[TEXT BLOCK]

-- -- --

Summarising (and elaborating on) some points from a discussion Michael and I 
had after my seminar yesterday.

Michael was of the opinion that everything would be much easier for me if I 
would just use STeX.

I had certain reservations. If the aim was strictly for me to write math papers 
where the semantic content[*] was machine-readable, then indeed STeX would be 
better for this than the openmathcd package I've been working on, but that's 
not the main use-case for me at the moment. Also, many of the problems I talked 
about have to do with mathematical structures that in formalised logic would be 
part of a well-formed formula but in traditional publication is written out in 
words, often spanning several sentences — it's not clear to me that STeX helps 
with that (but I could be convinced otherwise).

Rather, I see OM primarily as a tool for letting computers speak math. There is 
a population of people who write programs for carrying out some advanced 
calculation, because it's simply too massive to do by hand. If the result is 
just a list of numbers then exporting the result is straightforward, but if the 
result of the calculation is rather some formula then things get messier. I've 
written such programs encoding their results as Maple input, as Mathematica 
input, as LaTeX, as XHTML, and probably other things still — it's quirky, 
fragile, and not at all pretty. A great thing about OM is that it provides 
exactly the level of detail these people need for their primary output: only 
the semantics, none of that messy prettyprinting or presentation.

A further selling point for us would be Open Research Data — increasingly it's 
not sufficient to just publish a paper, you must also make your research data 
available. If your research data consist of big symbolic expressions, then how 
can you make sure people will be able to parse them? You use OpenMath!

-- -- --

(Data records)
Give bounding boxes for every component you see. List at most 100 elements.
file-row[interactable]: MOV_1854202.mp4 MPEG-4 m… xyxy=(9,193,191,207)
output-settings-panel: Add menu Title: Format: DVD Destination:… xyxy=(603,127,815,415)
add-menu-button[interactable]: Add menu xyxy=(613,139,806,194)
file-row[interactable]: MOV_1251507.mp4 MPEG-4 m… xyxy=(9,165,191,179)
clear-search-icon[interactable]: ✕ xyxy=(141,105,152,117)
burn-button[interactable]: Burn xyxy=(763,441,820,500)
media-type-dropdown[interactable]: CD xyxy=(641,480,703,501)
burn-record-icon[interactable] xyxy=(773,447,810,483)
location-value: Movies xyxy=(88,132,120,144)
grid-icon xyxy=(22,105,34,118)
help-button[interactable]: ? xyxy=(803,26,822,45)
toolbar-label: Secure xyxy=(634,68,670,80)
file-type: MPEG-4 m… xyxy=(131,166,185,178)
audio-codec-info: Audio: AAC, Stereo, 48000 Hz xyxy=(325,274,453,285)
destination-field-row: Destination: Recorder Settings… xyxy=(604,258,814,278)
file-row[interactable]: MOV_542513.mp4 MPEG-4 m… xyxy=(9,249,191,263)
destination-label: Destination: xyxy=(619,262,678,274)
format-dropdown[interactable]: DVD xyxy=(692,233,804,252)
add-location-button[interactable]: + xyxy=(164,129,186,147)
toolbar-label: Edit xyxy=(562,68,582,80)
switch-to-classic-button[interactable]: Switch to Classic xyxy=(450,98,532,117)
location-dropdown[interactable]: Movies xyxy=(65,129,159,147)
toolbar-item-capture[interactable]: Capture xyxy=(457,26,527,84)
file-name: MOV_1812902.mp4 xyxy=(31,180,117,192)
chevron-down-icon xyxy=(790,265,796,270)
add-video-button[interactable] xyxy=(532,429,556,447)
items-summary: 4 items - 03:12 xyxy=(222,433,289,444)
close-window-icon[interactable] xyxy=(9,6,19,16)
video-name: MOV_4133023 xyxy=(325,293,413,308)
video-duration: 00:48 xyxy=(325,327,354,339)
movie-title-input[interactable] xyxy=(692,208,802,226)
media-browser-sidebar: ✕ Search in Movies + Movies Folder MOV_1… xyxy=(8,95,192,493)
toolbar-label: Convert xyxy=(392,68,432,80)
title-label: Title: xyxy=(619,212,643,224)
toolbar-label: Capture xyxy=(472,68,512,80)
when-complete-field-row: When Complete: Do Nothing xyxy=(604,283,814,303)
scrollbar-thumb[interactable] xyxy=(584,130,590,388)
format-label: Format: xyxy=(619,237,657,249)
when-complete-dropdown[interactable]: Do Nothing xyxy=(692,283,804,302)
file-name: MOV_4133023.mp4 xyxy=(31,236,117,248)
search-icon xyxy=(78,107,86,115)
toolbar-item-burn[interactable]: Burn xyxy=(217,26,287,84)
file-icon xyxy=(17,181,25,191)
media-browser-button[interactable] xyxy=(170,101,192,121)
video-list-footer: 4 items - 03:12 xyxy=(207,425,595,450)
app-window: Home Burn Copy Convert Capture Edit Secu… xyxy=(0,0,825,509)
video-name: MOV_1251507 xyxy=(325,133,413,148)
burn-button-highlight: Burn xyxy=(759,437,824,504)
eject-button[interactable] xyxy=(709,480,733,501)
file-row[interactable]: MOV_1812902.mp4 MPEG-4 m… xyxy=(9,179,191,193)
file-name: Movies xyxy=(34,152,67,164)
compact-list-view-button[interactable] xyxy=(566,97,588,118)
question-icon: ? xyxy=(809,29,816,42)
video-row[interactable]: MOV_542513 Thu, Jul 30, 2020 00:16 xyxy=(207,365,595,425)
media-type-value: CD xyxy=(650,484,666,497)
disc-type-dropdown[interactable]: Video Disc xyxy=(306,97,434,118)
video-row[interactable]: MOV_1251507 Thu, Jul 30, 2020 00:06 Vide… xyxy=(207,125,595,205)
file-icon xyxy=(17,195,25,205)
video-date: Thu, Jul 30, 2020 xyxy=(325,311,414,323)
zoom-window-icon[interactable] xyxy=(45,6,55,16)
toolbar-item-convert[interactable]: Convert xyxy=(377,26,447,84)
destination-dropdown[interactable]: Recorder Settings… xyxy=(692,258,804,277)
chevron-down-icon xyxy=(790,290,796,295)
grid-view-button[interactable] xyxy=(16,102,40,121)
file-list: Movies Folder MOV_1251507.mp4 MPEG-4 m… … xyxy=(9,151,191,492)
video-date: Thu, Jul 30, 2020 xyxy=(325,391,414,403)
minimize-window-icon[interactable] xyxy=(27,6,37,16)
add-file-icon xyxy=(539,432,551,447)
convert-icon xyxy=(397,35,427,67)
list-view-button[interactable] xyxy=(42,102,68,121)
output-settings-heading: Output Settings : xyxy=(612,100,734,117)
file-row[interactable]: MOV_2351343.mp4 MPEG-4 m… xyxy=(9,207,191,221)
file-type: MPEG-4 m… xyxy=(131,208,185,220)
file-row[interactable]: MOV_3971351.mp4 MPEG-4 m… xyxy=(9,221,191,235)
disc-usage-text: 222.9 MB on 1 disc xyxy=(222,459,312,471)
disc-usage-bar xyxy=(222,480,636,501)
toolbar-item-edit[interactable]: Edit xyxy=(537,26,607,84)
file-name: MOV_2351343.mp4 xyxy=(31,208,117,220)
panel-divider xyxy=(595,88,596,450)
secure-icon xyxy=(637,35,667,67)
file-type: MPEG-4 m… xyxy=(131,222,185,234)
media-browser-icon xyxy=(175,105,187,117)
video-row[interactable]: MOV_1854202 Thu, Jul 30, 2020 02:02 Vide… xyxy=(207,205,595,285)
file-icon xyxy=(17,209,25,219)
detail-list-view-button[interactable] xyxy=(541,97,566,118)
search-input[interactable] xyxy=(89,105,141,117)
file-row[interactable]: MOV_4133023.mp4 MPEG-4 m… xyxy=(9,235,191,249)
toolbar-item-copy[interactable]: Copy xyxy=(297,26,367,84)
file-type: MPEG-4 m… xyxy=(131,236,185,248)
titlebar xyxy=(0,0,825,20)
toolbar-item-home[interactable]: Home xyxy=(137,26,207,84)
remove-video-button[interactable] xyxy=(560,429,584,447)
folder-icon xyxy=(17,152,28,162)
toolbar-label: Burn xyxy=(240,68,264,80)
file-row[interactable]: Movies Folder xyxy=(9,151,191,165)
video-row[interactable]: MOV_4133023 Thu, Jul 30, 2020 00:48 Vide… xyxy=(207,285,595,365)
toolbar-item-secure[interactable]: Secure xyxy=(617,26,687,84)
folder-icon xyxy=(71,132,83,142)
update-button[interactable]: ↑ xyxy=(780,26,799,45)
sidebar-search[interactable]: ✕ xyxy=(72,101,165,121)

-- -- --

[DIRECTIONS]
1. In the note on STeX and OpenMath, what level of detail does OM provide for people whose programs compute formulas?
2. Extract the passage of the note on STeX and OpenMath from "Summarising (and elaborating" to "be convinced otherwise).".
3. Write what comes next in the note on STeX and OpenMath, picking up after its final sentence.
These records have no connection to the note on STeX and OpenMath.

[RESULTS IN ORDER]
1. Exactly the level they need for their primary output: only the semantics, with none of the prettyprinting or presentation.

2.
Summarising (and elaborating on) some points from a discussion Michael and I 
had after my seminar yesterday.

Michael was of the opinion that everything would be much easier for me if I 
would just use STeX.

I had certain reservations. If the aim was strictly for me to write math papers 
where the semantic content[*] was machine-readable, then indeed STeX would be 
better for this than the openmathcd package I've been working on, but that's 
not the main use-case for me at the moment. Also, many of the problems I talked 
about have to do with mathematical structures that in formalised logic would be 
part of a well-formed formula but in traditional publication is written out in 
words, often spanning several sentences — it's not clear to me that STeX helps 
with that (but I could be convinced otherwise).

3.
One stumbling point is finding all the symbols you need. Michael claimed 
writing new content dictionaries is easy in STeX, and that he himself has 
written hundreds. But if they don't show up in the big list on 
www.openmath.org, then how is anyone outside the Kohlhase academic lineage to 
know?

Another stumbling block is notation. It's nice that your program outputs 
results that are future-proof and unambiguously machine-readable, but you 
probably would like to read them yourself as well. That means you need to 
generate a presentation, and you may want to control the notation used in that. 
How does one do that? Last time I looked into the matter, there wasn't much of 
a system (apart from the collection of XSLTs on www.openmath.org that generate 
MathML from OMOBJs in our CDs, and it's not clear to me if that is meant to be 
adaptable).

Michael claims there are not one system, but two: an STeX one, and an MMT one. 
He expresses regret that there is no common standard (but he only has so many 
hours in a day).

From my perspective, it is news that there even IS some system — presuming that 
it is generic and comprehensible — and I consider standardisation to be a minor 
issue (that may well solve itself, by some system emerging as a de facto 
standard). I would LOVE to see a talk on how it works and how one uses it to 
this end: given an OMOBJ and some source of notation specifications, generate a 
presentation of that OMOBJ in some *ML or LaTeX.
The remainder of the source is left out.